Prompt: Everything from the line containing "Transcribe the text in this document." through the last line of the records must be returned verbatim, and nothing outside that range.
/---
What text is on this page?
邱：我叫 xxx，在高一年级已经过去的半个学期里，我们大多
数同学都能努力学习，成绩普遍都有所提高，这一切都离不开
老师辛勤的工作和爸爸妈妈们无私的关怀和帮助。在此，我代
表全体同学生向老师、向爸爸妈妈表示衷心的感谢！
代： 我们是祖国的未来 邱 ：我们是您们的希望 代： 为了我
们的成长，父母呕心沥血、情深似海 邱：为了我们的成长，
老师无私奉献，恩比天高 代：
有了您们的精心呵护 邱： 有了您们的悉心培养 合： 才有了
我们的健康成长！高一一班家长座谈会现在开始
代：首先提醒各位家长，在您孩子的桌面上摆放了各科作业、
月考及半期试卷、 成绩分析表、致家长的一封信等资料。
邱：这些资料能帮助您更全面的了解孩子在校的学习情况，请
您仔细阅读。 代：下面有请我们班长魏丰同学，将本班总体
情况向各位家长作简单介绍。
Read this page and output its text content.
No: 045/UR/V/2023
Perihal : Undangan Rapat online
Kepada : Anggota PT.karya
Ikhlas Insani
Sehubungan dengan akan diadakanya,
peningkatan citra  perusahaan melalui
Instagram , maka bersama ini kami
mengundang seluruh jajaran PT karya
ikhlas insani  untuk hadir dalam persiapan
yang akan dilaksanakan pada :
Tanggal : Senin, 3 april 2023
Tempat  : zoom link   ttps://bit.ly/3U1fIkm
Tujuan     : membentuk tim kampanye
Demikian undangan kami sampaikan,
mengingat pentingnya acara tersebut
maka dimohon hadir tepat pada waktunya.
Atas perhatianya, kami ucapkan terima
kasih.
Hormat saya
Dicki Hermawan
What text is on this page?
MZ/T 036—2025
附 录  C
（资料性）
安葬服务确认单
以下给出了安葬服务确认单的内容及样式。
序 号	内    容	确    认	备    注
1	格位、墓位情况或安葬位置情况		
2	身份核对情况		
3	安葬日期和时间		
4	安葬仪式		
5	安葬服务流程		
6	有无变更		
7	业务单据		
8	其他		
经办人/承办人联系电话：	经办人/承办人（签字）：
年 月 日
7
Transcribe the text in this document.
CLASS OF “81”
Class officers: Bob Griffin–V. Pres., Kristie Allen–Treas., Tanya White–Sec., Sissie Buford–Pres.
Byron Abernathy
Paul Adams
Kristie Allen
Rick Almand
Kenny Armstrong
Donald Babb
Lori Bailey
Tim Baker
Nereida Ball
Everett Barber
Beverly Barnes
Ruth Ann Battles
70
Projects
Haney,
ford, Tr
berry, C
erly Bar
\---
Written solution:
Transcribe the text in this document.
CLASS OF “81”
Class officers: Bob Griffin–V. Pres., Kristie Allen–Treas., Tanya White–Sec., Sissie Buford–Pres.
Byron Abernathy
Paul Adams
Kristie Allen
Rick Almand
Kenny Armstrong
Donald Babb
Lori Bailey
Tim Baker
Nereida Ball
Everett Barber
Beverly Barnes
Ruth Ann Battles
70
Projects
Haney,
ford, Tr
berry, C
erly Bar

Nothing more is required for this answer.